# Extract provided
Accordingly, the wire 54 is configured to be taken up onto and paid
out from the take-up drum 59 by the take-up drum 59 being rotated
by the rotation of the take-up motor 55 in the CW direction or CCW
direction. In this way, when being taken up and paid out by the
take-up drum 59, the wire 54 is able to run in a circular manner on
the cover portion 40b while being suspended in a tensioned manner
by the tensile stretching pulleys 57.
Therefore, the first cleaning holder 511 and the second cleaning
holder 512, which are coupled to the wire 54, are able to move in
the directions of arrows D1 and D2 (along the longitudinal
direction of each transparent member 42) in association with
running of the wire 54. In the present exemplary embodiment, as the
take-up motor 55 rotates in the CCW direction, the first cleaning
holder 511 and the second cleaning holder 512 move in the direction
of arrow D1. Moreover, as the take-up motor 55 rotates in the CW
direction, the first cleaning holder 511 and the second cleaning
holder 512 move in the direction of arrow D2.
At this time, since the wire 54 is stretched in a tensioned state
in a circular manner, the first cleaning holder 511 and the second
cleaning holder 512 are configured to move in the respective
opposite directions in a linear manner along the longitudinal
direction of each of the transparent members 42a to 42d in
association with movement of the wire 54.
Here, the take-up motor 55 and the take-up drum 59 are located in a
recessed portion 60, which is provided in such a way as to be
recessed with respect to the top surface of the cover portion 40b.
This enables reducing the size of the optical scanning device 40 in
the height direction thereof. Furthermore, the recessed portion 60
does not communicate with the inside of the optical scanning device
40, so that a foreign substance also does not intrude into the
optical scanning device 40 from the recessed portion 60.

# Given material

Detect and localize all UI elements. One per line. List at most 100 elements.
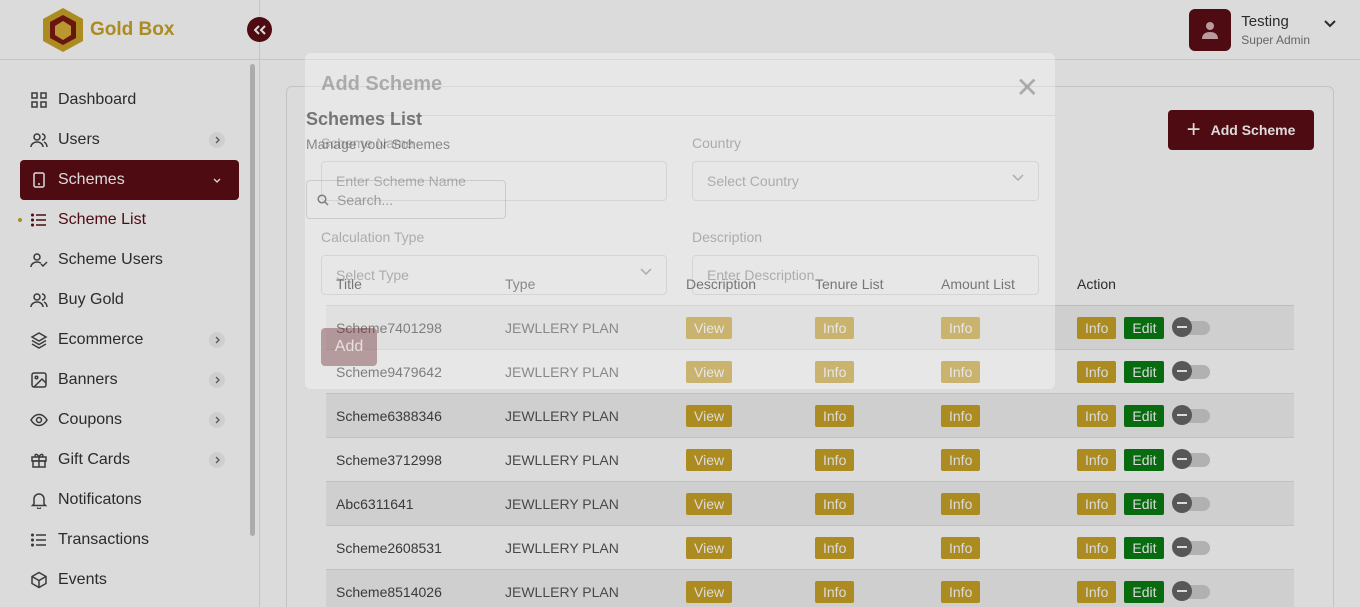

# Job A
According to the cleaning mechanism excerpt, in which direction do the first cleaning holder 511 and the second cleaning holder 512 move when the take-up motor 55 rotates in the CCW direction?
# Job B
For each statement, say whether it agrees with the cleaning mechanism excerpt, and quote the deciding words: (i) The take-up motor 55 and the take-up drum 59 sit in a recessed portion. (ii) The recessed portion 60 communicates with the inside of the optical scanning device 40. (iii) The wire 54 is held in a tensioned manner by the tensile stretching pulleys 57.
# Job C
Reproduce word for word the part of the cleaning mechanism excerpt starting at "Here, the take-up" and ending at "cover portion 40b.".

# Task response A
They move in the direction of arrow D1.

# Task response B
(i) Yes: "the take-up motor 55 and the take-up drum 59 are located in a recessed portion 60"
(ii) No: "the recessed portion 60 does not communicate with the inside of the optical scanning device 40"
(iii) Yes: "while being suspended in a tensioned manner by the tensile stretching pulleys 57"

# Task response C
Here, the take-up motor 55 and the take-up drum 59 are located in a
recessed portion 60, which is provided in such a way as to be
recessed with respect to the top surface of the cover portion 40b.